Find every line in the records that holds the string "jerk". Copy each one.
____________
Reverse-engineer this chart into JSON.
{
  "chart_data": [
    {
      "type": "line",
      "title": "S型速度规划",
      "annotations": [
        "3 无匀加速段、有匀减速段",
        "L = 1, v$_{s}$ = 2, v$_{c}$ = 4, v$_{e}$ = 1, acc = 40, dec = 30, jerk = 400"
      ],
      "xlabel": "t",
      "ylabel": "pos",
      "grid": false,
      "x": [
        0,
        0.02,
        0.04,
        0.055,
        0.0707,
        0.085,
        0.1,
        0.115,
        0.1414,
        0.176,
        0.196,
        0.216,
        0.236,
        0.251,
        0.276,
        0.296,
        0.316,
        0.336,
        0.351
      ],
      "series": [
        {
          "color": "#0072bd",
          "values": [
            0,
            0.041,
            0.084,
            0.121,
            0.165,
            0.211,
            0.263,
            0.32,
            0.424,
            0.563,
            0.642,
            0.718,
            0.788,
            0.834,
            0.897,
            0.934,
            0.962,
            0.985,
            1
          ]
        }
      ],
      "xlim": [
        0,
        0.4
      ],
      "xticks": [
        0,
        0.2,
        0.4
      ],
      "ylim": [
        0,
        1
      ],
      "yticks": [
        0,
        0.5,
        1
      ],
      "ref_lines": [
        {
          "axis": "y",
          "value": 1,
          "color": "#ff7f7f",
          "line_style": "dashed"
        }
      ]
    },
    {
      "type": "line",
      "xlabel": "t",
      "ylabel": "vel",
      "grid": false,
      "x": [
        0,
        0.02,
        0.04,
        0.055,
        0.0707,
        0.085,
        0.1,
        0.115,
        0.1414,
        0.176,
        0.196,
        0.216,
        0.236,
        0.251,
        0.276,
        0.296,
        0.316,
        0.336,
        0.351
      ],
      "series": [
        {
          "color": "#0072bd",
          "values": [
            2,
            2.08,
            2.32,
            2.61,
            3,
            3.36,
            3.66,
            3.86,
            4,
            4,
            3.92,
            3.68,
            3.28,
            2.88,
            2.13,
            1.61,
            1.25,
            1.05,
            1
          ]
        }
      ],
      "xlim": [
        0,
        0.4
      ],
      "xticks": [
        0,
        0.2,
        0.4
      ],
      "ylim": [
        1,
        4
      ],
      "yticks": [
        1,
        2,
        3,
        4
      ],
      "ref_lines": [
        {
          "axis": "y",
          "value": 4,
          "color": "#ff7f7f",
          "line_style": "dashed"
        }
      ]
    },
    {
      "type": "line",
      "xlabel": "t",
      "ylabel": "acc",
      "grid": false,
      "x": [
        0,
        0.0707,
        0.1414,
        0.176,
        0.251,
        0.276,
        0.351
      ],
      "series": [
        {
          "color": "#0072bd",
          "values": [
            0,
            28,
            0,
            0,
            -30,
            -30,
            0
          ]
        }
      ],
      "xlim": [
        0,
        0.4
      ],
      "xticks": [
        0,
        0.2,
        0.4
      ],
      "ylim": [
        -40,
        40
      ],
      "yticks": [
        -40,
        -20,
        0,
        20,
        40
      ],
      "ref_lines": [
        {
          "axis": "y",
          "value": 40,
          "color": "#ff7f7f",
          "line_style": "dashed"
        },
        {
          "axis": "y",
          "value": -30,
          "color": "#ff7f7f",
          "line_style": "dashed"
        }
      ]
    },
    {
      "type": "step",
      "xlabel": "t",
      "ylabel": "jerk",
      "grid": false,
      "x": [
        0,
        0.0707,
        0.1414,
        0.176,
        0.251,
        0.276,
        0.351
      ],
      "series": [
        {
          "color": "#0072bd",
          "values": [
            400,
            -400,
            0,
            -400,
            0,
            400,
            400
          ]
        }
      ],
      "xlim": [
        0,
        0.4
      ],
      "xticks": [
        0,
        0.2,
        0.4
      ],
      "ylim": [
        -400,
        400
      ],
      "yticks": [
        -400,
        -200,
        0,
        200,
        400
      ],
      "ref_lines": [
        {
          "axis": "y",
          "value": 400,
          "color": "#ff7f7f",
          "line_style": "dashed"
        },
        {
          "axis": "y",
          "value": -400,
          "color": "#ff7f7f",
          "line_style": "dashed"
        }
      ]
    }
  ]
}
____________
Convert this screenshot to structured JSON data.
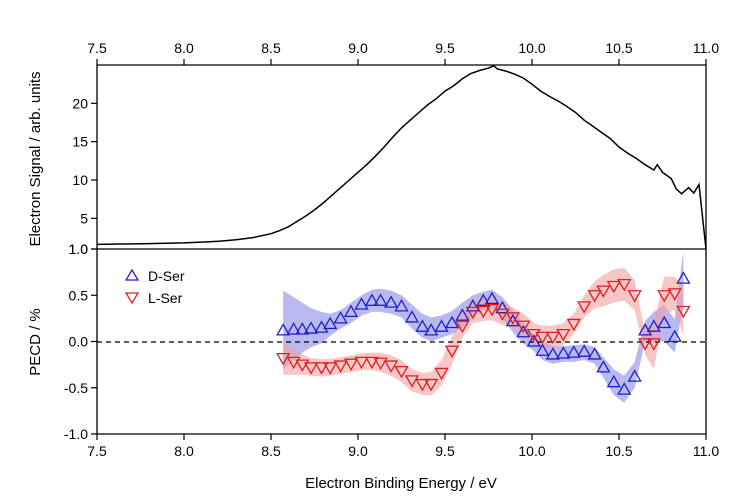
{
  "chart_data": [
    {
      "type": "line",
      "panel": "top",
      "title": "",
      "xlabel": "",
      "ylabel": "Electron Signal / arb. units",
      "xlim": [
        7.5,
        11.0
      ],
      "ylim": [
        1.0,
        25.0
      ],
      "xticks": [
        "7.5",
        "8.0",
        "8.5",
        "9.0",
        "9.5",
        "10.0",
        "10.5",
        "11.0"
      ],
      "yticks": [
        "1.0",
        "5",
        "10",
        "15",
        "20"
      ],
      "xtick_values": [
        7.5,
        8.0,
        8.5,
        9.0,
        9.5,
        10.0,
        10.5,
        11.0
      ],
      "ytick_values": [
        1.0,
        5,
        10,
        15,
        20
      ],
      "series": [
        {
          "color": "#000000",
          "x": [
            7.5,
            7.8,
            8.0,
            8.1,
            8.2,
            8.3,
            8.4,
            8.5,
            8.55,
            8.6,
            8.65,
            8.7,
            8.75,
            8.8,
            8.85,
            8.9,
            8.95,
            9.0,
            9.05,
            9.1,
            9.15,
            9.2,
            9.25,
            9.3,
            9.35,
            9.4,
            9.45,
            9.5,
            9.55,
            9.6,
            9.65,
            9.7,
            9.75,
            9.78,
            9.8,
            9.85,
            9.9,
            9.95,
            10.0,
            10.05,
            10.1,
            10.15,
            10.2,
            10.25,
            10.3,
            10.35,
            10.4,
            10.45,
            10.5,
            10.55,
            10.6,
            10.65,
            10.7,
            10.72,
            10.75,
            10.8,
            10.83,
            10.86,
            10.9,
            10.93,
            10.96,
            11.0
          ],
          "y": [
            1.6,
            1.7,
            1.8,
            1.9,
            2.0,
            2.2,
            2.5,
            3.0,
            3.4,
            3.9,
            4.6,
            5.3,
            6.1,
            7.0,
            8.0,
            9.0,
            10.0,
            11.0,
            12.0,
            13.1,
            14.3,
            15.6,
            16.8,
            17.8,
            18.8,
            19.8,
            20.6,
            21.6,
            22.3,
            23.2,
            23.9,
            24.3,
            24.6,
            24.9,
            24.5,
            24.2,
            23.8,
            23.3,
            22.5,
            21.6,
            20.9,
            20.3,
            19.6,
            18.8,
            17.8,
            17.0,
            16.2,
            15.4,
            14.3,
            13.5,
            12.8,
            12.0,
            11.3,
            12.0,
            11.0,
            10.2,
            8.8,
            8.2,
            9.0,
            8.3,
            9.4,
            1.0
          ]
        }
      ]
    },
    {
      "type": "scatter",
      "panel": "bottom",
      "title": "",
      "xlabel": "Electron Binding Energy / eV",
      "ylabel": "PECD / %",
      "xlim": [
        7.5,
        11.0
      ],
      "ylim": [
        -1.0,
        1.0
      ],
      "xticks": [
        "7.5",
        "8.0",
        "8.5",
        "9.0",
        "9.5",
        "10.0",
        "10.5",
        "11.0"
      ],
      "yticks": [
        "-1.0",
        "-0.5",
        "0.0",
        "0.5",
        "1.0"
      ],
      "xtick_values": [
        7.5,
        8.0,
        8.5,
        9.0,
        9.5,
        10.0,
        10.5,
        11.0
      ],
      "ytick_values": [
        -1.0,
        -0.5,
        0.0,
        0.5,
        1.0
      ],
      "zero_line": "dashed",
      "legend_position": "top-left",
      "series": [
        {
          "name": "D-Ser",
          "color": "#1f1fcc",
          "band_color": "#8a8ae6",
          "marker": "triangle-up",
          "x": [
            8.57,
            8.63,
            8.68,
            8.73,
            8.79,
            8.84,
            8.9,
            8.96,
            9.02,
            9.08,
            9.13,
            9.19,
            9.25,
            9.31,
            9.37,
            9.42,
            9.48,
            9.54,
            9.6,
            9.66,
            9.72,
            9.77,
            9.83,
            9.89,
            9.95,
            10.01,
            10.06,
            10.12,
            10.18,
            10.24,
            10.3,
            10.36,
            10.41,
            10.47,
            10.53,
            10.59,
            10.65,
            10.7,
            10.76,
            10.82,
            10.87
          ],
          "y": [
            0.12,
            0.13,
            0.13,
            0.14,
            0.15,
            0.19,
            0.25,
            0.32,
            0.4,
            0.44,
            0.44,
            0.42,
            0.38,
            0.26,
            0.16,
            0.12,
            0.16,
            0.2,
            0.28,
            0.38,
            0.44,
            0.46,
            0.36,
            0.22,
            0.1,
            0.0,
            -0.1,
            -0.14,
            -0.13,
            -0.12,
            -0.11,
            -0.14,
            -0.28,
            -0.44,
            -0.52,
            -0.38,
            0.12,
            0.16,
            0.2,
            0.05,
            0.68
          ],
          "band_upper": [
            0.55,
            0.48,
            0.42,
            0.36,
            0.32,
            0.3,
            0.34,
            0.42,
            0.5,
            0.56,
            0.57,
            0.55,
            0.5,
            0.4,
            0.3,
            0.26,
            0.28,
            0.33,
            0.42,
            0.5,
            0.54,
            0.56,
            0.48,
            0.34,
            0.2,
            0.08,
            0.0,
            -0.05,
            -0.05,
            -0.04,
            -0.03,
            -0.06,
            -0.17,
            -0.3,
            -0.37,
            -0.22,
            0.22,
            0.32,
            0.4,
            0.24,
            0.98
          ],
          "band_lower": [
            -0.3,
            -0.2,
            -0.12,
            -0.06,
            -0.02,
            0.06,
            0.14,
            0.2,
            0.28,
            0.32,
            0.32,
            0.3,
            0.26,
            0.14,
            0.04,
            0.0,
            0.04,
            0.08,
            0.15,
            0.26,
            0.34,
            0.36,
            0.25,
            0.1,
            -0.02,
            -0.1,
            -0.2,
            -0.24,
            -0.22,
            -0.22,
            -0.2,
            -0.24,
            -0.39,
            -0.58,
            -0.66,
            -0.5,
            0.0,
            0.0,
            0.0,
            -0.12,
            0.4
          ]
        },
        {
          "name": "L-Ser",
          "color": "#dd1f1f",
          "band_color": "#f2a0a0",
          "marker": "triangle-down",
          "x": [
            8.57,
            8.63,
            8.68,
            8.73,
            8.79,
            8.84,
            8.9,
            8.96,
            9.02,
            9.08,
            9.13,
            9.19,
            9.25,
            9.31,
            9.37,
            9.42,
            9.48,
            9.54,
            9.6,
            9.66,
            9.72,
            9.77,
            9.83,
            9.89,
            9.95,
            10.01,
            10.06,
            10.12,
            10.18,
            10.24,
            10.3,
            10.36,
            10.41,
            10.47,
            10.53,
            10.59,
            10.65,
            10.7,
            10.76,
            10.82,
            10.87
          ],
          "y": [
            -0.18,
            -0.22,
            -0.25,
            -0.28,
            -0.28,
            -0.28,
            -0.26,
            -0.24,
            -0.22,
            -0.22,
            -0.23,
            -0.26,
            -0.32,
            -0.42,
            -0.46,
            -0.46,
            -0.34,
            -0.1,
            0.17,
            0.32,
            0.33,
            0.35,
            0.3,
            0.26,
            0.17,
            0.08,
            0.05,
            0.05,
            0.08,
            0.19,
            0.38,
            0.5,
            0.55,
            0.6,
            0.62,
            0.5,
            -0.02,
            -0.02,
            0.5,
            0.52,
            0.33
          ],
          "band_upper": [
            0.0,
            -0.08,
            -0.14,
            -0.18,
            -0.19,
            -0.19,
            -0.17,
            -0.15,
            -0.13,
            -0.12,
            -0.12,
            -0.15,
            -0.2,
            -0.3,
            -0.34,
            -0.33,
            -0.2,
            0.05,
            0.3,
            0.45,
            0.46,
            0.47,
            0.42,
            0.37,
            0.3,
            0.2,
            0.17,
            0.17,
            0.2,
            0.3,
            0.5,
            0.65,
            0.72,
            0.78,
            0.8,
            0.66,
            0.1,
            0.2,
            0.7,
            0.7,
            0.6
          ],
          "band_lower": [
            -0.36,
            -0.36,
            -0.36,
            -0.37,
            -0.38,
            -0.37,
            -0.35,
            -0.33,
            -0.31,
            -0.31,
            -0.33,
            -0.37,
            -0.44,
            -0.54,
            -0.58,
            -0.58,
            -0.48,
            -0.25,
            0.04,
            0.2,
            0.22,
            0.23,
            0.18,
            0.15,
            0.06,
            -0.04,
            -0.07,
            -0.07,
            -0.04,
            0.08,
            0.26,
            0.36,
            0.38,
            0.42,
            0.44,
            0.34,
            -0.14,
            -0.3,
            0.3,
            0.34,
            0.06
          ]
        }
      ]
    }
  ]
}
____________
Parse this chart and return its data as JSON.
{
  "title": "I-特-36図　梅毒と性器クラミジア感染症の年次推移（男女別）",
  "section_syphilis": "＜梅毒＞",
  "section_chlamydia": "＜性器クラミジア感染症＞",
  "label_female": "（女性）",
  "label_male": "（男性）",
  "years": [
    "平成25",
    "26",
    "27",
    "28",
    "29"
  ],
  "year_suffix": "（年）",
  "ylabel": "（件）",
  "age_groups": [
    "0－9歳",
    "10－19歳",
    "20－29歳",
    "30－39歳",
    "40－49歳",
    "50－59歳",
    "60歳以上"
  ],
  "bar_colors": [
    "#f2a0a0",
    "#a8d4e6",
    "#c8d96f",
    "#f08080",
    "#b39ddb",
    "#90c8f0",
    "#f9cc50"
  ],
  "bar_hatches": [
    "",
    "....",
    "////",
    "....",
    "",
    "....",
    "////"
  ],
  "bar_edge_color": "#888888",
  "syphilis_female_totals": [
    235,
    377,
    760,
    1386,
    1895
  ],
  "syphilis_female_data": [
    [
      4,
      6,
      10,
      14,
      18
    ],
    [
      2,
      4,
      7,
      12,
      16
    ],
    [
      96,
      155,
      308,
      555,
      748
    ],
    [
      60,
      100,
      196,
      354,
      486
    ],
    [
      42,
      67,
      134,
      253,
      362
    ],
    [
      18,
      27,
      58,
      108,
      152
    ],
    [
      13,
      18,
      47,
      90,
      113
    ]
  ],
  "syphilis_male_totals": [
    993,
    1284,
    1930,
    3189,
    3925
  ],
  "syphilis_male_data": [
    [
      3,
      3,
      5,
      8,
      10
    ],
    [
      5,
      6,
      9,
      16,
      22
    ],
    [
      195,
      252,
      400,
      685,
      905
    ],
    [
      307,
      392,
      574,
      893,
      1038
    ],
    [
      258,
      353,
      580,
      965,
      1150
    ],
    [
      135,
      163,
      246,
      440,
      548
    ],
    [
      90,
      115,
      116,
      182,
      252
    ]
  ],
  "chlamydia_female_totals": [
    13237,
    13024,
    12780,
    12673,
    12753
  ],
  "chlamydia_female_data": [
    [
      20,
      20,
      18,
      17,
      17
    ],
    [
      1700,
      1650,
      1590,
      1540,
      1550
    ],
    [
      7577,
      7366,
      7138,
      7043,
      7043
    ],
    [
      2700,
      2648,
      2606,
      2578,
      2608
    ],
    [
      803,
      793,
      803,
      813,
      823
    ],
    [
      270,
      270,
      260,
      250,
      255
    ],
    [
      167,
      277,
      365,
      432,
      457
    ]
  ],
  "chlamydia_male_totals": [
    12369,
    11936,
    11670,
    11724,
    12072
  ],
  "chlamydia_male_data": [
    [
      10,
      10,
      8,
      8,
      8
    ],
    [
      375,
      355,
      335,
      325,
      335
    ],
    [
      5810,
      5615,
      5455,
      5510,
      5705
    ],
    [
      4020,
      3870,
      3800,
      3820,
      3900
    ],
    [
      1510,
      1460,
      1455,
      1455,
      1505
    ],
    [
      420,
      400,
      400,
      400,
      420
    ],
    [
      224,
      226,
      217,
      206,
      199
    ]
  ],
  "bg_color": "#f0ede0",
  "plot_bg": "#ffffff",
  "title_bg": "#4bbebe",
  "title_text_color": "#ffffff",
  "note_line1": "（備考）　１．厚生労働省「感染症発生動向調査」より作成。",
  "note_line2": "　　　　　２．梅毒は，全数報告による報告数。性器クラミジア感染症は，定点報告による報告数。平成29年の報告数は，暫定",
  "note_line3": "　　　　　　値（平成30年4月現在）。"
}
____________
> **WRITTEN ANSWER**:
        "L = 1, v$_{s}$ = 2, v$_{c}$ = 4, v$_{e}$ = 1, acc = 40, dec = 30, jerk = 400"
      "ylabel": "jerk",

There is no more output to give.